Write out each line word for word. Drop pictures.

[Dataset entries on figures]

+ + + + +

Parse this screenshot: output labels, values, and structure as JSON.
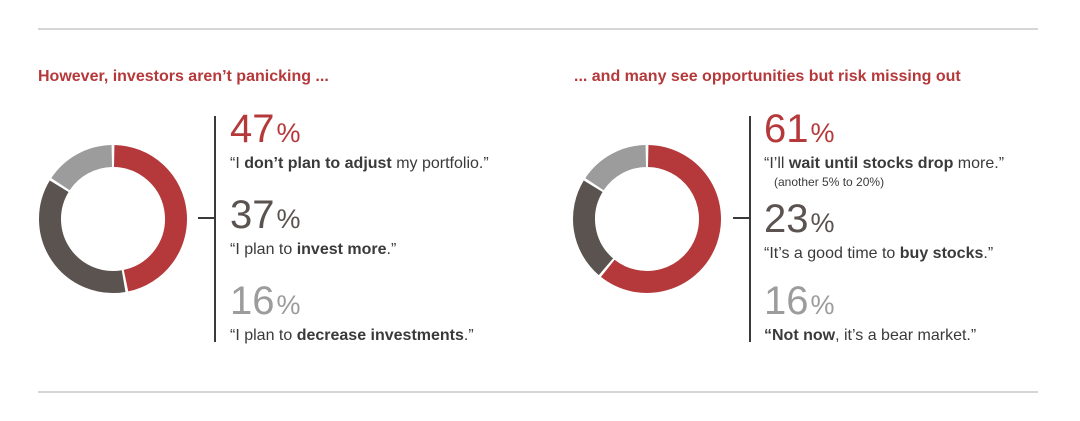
{
  "chart_data": [
    {
      "type": "pie",
      "title": "However, investors aren’t panicking ...",
      "categories": [
        "“I don’t plan to adjust my portfolio.”",
        "“I plan to invest more.”",
        "“I plan to decrease investments.”"
      ],
      "values": [
        47,
        37,
        16
      ],
      "colors": [
        "#b5393b",
        "#5a534f",
        "#9c9c9c"
      ],
      "items": [
        {
          "value": "47",
          "unit": "%",
          "q_pre": "“I ",
          "q_bold": "don’t plan to adjust",
          "q_post": " my portfolio.”",
          "q_bold2": "",
          "q_post2": "",
          "sub": ""
        },
        {
          "value": "37",
          "unit": "%",
          "q_pre": "“I plan to ",
          "q_bold": "invest more",
          "q_post": ".”",
          "q_bold2": "",
          "q_post2": "",
          "sub": ""
        },
        {
          "value": "16",
          "unit": "%",
          "q_pre": "“I plan to ",
          "q_bold": "decrease investments",
          "q_post": ".”",
          "q_bold2": "",
          "q_post2": "",
          "sub": ""
        }
      ]
    },
    {
      "type": "pie",
      "title": "... and many see opportunities but risk missing out",
      "categories": [
        "“I’ll wait until stocks drop more.”",
        "“It’s a good time to buy stocks.”",
        "“Not now, it’s a bear market.”"
      ],
      "values": [
        61,
        23,
        16
      ],
      "colors": [
        "#b5393b",
        "#5a534f",
        "#9c9c9c"
      ],
      "items": [
        {
          "value": "61",
          "unit": "%",
          "q_pre": "“I’ll ",
          "q_bold": "wait until stocks drop",
          "q_post": " more.”",
          "q_bold2": "",
          "q_post2": "",
          "sub": "(another 5% to 20%)"
        },
        {
          "value": "23",
          "unit": "%",
          "q_pre": "“It’s a good time to ",
          "q_bold": "buy stocks",
          "q_post": ".”",
          "q_bold2": "",
          "q_post2": "",
          "sub": ""
        },
        {
          "value": "16",
          "unit": "%",
          "q_pre": "",
          "q_bold": "“Not now",
          "q_post": ", it’s a bear market.”",
          "q_bold2": "",
          "q_post2": "",
          "sub": ""
        }
      ]
    }
  ]
}
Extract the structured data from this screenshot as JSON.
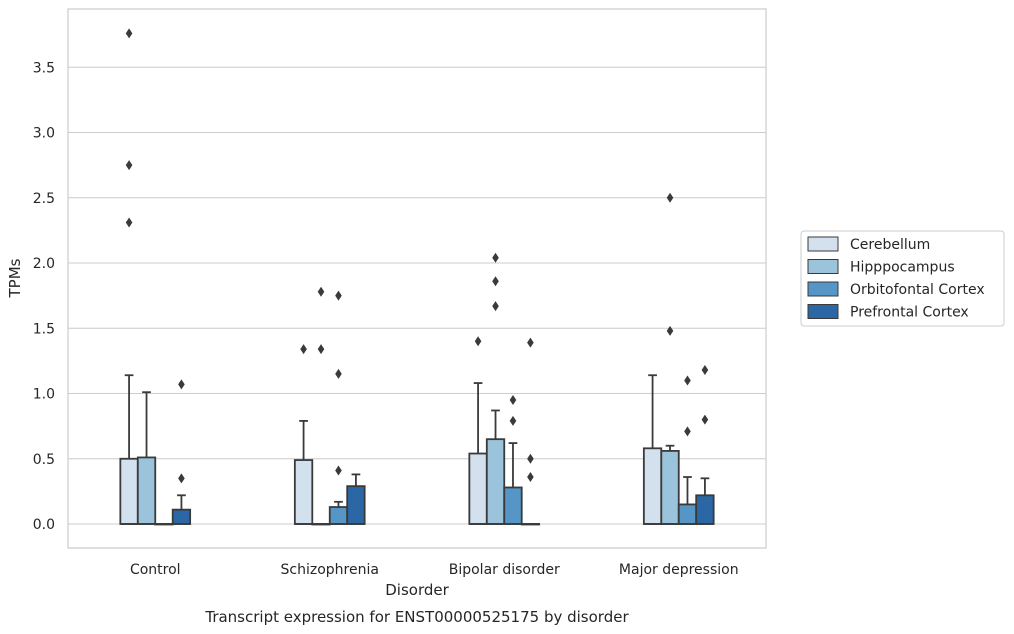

+ + + + +

__WRITTEN SOLUTION__
Parse this screenshot: output labels, values, and structure as JSON.
{
  "chart_data": [
    {
      "type": "pie",
      "title": "However, investors aren’t panicking ...",
      "categories": [
        "“I don’t plan to adjust my portfolio.”",
        "“I plan to invest more.”",
        "“I plan to decrease investments.”"
      ],
      "values": [
        47,
        37,
        16
      ],
      "colors": [
        "#b5393b",
        "#5a534f",
        "#9c9c9c"
      ],
      "items": [
        {
          "value": "47",
          "unit": "%",
          "q_pre": "“I ",
          "q_bold": "don’t plan to adjust",
          "q_post": " my portfolio.”",
          "q_bold2": "",
          "q_post2": "",
          "sub": ""
        },
        {
          "value": "37",
          "unit": "%",
          "q_pre": "“I plan to ",
          "q_bold": "invest more",
          "q_post": ".”",
          "q_bold2": "",
          "q_post2": "",
          "sub": ""
        },
        {
          "value": "16",
          "unit": "%",
          "q_pre": "“I plan to ",
          "q_bold": "decrease investments",
          "q_post": ".”",
          "q_bold2": "",
          "q_post2": "",
          "sub": ""
        }
      ]
    },
    {
      "type": "pie",
      "title": "... and many see opportunities but risk missing out",
      "categories": [
        "“I’ll wait until stocks drop more.”",
        "“It’s a good time to buy stocks.”",
        "“Not now, it’s a bear market.”"
      ],
      "values": [
        61,
        23,
        16
      ],
      "colors": [
        "#b5393b",
        "#5a534f",
        "#9c9c9c"
      ],
      "items": [
        {
          "value": "61",
          "unit": "%",
          "q_pre": "“I’ll ",
          "q_bold": "wait until stocks drop",
          "q_post": " more.”",
          "q_bold2": "",
          "q_post2": "",
          "sub": "(another 5% to 20%)"
        },
        {
          "value": "23",
          "unit": "%",
          "q_pre": "“It’s a good time to ",
          "q_bold": "buy stocks",
          "q_post": ".”",
          "q_bold2": "",
          "q_post2": "",
          "sub": ""
        },
        {
          "value": "16",
          "unit": "%",
          "q_pre": "",
          "q_bold": "“Not now",
          "q_post": ", it’s a bear market.”",
          "q_bold2": "",
          "q_post2": "",
          "sub": ""
        }
      ]
    }
  ]
}
Extract the structured data from this screenshot as JSON.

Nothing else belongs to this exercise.